*** Stored records ***

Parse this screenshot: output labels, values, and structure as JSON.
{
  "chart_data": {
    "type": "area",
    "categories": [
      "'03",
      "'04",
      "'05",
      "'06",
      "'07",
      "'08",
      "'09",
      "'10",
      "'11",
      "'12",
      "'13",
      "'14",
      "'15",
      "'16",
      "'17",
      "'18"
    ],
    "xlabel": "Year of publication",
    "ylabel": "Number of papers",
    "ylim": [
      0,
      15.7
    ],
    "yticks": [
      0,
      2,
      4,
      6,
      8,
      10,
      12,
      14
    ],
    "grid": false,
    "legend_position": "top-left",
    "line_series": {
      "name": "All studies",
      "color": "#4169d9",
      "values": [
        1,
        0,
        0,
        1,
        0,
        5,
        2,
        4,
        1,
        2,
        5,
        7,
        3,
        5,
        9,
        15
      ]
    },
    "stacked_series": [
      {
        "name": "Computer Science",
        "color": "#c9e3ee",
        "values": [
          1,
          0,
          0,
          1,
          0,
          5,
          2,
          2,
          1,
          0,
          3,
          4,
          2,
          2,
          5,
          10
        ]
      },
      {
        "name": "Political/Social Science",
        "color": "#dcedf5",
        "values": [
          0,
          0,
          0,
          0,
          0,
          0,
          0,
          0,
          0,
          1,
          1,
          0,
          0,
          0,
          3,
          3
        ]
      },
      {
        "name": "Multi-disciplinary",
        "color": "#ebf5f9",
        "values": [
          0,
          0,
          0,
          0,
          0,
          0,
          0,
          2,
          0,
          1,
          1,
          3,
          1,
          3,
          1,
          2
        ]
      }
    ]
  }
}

***

What you should do:
Write the whole listing out again. Keep every line exactly as it is.

Task answer:
Parse this screenshot: output labels, values, and structure as JSON.
{
  "chart_data": {
    "type": "area",
    "categories": [
      "'03",
      "'04",
      "'05",
      "'06",
      "'07",
      "'08",
      "'09",
      "'10",
      "'11",
      "'12",
      "'13",
      "'14",
      "'15",
      "'16",
      "'17",
      "'18"
    ],
    "xlabel": "Year of publication",
    "ylabel": "Number of papers",
    "ylim": [
      0,
      15.7
    ],
    "yticks": [
      0,
      2,
      4,
      6,
      8,
      10,
      12,
      14
    ],
    "grid": false,
    "legend_position": "top-left",
    "line_series": {
      "name": "All studies",
      "color": "#4169d9",
      "values": [
        1,
        0,
        0,
        1,
        0,
        5,
        2,
        4,
        1,
        2,
        5,
        7,
        3,
        5,
        9,
        15
      ]
    },
    "stacked_series": [
      {
        "name": "Computer Science",
        "color": "#c9e3ee",
        "values": [
          1,
          0,
          0,
          1,
          0,
          5,
          2,
          2,
          1,
          0,
          3,
          4,
          2,
          2,
          5,
          10
        ]
      },
      {
        "name": "Political/Social Science",
        "color": "#dcedf5",
        "values": [
          0,
          0,
          0,
          0,
          0,
          0,
          0,
          0,
          0,
          1,
          1,
          0,
          0,
          0,
          3,
          3
        ]
      },
      {
        "name": "Multi-disciplinary",
        "color": "#ebf5f9",
        "values": [
          0,
          0,
          0,
          0,
          0,
          0,
          0,
          2,
          0,
          1,
          1,
          3,
          1,
          3,
          1,
          2
        ]
      }
    ]
  }
}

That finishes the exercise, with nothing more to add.